Go through the data below. List every line that holds the word "Output".

(Figure contents as structured data)
- - - - -

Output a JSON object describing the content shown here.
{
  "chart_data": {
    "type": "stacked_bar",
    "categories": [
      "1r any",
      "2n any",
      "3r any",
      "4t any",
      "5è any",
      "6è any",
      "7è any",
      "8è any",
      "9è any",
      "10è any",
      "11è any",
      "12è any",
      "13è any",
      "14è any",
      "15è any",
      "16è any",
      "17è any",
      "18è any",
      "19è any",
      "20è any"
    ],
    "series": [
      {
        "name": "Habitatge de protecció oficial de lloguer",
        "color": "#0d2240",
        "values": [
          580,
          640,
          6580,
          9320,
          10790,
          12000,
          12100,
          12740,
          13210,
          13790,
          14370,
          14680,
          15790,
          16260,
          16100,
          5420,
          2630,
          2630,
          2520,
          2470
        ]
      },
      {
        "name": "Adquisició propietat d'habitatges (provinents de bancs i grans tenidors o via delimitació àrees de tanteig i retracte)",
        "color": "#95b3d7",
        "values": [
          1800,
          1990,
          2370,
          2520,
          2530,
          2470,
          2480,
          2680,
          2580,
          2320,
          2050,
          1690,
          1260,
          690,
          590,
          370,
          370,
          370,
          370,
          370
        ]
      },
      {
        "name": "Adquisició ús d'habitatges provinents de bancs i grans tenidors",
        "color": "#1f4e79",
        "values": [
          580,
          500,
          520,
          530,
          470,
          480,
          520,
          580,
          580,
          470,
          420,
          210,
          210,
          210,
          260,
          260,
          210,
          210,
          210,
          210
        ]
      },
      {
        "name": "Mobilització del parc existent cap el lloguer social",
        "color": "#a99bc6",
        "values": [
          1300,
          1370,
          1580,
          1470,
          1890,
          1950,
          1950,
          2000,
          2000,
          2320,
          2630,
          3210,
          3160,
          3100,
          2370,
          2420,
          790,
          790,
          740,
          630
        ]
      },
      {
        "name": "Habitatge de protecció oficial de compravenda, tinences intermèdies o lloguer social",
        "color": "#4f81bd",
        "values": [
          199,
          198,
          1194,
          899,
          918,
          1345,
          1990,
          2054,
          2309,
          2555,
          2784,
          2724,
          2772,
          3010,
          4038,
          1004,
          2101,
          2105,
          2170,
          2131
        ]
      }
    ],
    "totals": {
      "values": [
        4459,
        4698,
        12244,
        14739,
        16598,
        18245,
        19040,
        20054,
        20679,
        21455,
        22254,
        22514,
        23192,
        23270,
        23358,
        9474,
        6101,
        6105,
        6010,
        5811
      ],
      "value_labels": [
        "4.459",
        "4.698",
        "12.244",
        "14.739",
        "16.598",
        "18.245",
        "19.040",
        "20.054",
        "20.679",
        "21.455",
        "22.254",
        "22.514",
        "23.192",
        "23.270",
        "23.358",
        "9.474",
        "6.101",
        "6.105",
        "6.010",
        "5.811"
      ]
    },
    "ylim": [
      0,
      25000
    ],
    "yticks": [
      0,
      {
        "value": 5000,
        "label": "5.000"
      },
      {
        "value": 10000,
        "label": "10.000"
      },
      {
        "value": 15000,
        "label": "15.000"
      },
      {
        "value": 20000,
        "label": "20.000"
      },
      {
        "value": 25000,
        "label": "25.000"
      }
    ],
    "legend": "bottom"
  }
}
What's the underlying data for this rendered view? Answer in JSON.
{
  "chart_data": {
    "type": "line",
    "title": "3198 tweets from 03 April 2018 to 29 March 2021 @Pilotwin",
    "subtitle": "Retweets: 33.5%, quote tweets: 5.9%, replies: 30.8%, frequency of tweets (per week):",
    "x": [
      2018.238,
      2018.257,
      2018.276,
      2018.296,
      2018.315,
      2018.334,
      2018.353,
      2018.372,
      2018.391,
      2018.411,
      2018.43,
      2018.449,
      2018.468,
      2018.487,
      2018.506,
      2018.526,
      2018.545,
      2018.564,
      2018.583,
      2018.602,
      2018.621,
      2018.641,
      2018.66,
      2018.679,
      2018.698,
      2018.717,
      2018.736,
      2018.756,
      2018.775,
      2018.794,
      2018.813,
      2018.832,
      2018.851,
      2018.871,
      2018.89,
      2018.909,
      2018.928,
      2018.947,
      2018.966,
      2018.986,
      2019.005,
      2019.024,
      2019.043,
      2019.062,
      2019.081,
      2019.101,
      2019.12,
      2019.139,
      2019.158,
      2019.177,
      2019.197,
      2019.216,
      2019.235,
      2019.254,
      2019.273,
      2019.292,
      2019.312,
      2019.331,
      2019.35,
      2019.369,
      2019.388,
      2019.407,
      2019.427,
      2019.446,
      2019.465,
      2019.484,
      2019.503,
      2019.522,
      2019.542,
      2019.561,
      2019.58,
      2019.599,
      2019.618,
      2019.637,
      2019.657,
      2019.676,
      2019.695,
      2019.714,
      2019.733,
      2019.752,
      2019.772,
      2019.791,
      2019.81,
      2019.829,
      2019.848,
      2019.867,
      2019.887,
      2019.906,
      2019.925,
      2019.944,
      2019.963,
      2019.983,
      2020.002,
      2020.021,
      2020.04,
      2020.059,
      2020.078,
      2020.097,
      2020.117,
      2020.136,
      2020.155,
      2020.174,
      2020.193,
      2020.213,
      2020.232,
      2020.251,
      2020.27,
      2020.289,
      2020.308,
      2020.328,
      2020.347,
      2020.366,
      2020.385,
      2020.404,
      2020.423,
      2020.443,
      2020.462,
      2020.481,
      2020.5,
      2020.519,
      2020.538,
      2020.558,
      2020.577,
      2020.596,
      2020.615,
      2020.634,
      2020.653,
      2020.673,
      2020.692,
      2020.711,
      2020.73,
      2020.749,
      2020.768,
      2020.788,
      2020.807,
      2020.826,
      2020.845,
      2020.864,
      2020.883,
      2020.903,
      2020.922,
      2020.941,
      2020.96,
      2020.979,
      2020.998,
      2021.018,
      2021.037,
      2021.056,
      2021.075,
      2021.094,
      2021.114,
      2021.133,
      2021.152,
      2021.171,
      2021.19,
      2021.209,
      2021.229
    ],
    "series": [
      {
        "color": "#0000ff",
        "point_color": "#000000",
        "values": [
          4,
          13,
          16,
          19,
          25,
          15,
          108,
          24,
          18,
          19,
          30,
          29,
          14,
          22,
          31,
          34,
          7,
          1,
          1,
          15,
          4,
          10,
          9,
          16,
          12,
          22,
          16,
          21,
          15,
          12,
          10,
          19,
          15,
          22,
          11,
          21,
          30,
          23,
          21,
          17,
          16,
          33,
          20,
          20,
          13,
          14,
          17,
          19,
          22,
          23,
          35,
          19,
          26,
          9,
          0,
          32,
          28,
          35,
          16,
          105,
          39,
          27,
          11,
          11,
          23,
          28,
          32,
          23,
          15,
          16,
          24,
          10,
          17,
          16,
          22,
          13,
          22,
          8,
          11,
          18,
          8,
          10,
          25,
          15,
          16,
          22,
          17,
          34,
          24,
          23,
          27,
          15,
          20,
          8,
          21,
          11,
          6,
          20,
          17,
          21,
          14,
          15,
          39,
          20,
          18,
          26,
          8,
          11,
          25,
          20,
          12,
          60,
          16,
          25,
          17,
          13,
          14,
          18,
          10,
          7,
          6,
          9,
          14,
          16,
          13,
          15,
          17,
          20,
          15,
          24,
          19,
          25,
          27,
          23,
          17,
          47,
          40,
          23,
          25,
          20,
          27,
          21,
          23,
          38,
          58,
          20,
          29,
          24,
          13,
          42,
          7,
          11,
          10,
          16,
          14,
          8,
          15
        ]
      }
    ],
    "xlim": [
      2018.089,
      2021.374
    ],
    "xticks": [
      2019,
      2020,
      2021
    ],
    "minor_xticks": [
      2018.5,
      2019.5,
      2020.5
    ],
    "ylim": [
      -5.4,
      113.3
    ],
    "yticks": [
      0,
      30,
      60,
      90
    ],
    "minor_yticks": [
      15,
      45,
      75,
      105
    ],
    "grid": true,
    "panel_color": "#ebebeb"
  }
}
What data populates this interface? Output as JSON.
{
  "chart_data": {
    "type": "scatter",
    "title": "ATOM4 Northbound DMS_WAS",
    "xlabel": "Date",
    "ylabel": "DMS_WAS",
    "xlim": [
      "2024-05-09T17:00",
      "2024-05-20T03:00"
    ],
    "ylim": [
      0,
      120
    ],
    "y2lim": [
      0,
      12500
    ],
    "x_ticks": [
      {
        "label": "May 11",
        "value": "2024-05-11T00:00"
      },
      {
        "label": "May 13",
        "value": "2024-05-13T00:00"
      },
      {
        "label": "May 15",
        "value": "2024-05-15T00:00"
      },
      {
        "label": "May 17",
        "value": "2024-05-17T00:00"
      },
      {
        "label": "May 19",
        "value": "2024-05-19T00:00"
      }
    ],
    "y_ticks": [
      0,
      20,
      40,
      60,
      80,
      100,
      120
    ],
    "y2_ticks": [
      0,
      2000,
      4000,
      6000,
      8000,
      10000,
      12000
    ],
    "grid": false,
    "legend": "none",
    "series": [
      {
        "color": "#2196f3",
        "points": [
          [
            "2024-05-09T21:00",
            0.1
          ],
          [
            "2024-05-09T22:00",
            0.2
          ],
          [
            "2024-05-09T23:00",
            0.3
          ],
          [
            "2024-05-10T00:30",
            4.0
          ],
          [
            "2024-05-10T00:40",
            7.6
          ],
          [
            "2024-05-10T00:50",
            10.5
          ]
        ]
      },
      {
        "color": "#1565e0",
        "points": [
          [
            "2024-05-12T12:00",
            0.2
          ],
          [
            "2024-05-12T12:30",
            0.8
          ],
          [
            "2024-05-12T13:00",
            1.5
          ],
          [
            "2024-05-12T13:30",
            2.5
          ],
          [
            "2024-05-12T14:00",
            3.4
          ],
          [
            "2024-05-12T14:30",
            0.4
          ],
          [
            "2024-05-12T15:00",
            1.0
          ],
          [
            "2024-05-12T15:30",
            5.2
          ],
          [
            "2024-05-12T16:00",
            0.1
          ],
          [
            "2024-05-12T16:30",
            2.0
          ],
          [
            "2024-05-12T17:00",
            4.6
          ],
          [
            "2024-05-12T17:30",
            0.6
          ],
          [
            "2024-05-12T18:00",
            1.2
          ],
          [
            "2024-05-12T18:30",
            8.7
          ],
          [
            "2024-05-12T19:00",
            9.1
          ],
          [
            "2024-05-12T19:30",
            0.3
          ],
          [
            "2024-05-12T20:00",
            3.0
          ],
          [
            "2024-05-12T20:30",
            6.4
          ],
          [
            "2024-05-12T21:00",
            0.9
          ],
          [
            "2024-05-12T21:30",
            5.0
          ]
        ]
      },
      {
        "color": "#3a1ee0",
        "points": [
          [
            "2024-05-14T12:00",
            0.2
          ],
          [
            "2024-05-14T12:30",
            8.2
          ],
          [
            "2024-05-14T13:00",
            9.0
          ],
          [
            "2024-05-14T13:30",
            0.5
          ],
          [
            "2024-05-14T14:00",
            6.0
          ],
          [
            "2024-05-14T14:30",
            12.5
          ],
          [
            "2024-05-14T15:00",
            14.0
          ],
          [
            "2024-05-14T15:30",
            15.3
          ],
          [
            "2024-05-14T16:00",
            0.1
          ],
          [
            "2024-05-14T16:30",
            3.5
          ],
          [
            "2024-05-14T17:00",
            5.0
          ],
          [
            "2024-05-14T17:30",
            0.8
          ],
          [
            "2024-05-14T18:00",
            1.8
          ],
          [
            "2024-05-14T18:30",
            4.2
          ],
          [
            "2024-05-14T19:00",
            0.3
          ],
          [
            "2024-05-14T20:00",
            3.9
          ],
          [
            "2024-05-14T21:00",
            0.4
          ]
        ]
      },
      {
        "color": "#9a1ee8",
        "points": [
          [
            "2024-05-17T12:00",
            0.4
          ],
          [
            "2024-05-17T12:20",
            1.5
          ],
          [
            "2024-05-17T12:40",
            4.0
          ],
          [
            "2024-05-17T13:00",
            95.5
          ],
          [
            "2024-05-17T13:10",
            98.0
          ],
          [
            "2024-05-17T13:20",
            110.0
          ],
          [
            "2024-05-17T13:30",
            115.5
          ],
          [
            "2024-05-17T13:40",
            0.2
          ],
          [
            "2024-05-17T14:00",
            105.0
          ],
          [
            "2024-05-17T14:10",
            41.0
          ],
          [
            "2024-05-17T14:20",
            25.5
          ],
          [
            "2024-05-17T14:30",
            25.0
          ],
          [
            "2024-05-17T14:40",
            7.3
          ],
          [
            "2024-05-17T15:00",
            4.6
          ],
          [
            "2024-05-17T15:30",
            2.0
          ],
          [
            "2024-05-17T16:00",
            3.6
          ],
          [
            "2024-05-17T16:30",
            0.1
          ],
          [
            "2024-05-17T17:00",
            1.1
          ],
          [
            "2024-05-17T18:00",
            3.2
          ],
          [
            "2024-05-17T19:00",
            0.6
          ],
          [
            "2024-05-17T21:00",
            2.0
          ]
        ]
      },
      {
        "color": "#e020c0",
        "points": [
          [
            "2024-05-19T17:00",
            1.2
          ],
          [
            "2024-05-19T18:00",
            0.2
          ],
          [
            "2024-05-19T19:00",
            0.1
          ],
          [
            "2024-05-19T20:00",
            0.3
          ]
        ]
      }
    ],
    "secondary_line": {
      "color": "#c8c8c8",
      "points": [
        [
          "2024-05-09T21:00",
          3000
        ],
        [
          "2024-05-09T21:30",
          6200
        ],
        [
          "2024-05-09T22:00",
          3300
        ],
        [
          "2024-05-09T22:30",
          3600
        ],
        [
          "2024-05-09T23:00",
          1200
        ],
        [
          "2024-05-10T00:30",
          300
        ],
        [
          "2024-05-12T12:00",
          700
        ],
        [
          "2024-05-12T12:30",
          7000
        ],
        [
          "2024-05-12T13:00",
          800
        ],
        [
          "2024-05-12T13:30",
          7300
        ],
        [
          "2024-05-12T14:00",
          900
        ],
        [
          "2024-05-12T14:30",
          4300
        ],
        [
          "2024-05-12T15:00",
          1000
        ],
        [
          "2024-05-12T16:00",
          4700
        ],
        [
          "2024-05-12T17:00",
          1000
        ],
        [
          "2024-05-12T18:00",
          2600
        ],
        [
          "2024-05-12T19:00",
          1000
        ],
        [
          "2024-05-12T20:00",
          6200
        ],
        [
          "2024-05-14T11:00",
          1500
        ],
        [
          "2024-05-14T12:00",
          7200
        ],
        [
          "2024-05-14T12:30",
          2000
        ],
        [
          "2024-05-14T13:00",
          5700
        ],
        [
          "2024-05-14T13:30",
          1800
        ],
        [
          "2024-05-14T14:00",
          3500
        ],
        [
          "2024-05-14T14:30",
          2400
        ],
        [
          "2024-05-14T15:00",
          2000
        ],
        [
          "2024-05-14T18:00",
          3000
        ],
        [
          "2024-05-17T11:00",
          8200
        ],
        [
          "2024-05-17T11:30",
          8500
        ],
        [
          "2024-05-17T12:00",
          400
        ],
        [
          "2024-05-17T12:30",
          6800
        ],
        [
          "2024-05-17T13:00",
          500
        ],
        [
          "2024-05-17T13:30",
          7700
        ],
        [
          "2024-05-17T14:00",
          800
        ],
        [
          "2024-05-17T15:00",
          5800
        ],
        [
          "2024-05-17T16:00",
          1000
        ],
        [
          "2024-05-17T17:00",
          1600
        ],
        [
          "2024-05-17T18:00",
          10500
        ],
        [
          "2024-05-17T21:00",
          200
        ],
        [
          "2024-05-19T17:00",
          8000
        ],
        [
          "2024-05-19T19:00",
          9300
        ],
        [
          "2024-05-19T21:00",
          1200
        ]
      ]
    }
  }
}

- - - - -

▶ [Completed task]:
Output a JSON object describing the content shown here.
What data populates this interface? Output as JSON.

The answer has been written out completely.